▶ Task description: The records underneath are to be repeated exactly, with the pictures left out.

▶ Data for this task:
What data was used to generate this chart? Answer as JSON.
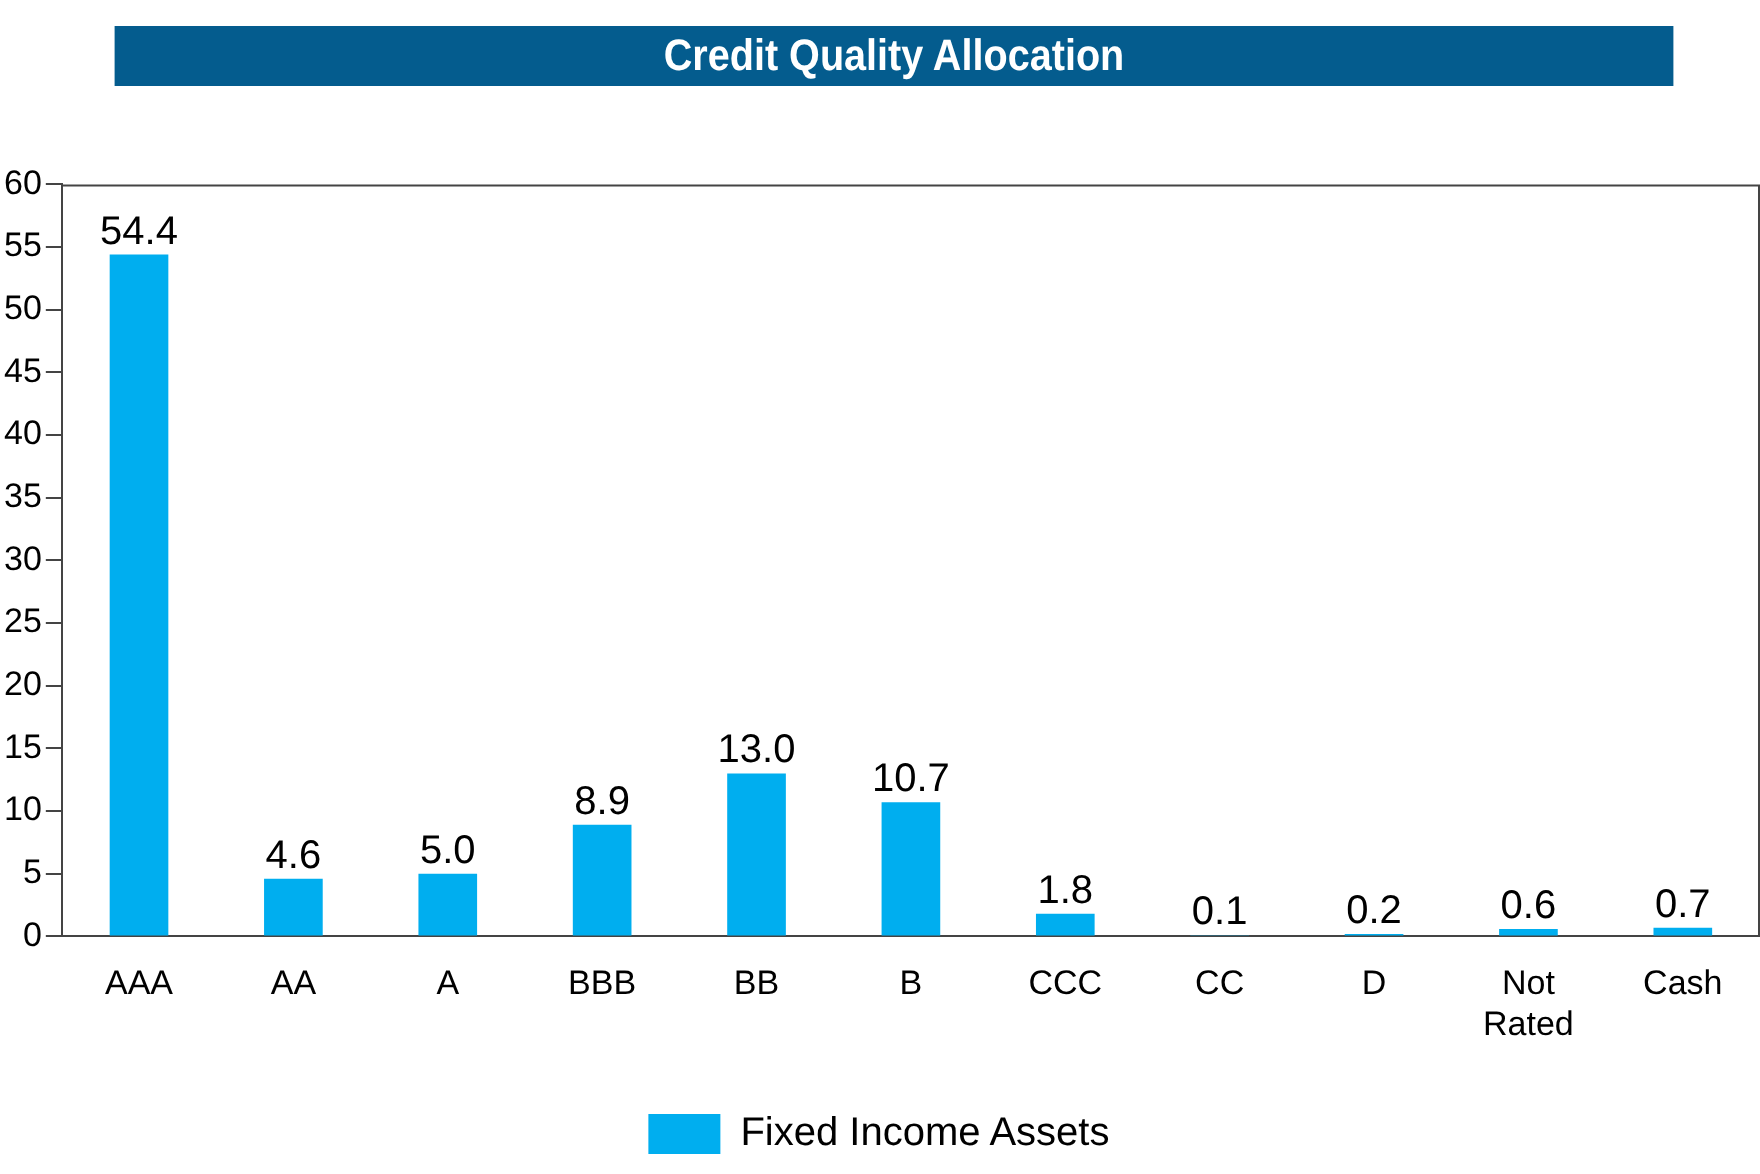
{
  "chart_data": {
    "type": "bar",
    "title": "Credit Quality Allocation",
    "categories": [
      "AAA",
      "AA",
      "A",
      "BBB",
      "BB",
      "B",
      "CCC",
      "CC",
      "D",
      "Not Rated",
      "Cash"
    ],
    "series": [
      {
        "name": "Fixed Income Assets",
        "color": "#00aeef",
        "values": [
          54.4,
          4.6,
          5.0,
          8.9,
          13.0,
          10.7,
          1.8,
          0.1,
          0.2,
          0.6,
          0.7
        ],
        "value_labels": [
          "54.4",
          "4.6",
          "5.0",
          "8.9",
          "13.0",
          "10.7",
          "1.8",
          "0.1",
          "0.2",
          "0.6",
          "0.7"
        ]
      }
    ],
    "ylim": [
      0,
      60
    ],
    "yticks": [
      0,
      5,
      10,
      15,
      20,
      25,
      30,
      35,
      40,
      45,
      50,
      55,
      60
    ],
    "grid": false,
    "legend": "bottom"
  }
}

▶ Result of the task:
What data was used to generate this chart? Answer as JSON.
{
  "chart_data": {
    "type": "bar",
    "title": "Credit Quality Allocation",
    "categories": [
      "AAA",
      "AA",
      "A",
      "BBB",
      "BB",
      "B",
      "CCC",
      "CC",
      "D",
      "Not Rated",
      "Cash"
    ],
    "series": [
      {
        "name": "Fixed Income Assets",
        "color": "#00aeef",
        "values": [
          54.4,
          4.6,
          5.0,
          8.9,
          13.0,
          10.7,
          1.8,
          0.1,
          0.2,
          0.6,
          0.7
        ],
        "value_labels": [
          "54.4",
          "4.6",
          "5.0",
          "8.9",
          "13.0",
          "10.7",
          "1.8",
          "0.1",
          "0.2",
          "0.6",
          "0.7"
        ]
      }
    ],
    "ylim": [
      0,
      60
    ],
    "yticks": [
      0,
      5,
      10,
      15,
      20,
      25,
      30,
      35,
      40,
      45,
      50,
      55,
      60
    ],
    "grid": false,
    "legend": "bottom"
  }
}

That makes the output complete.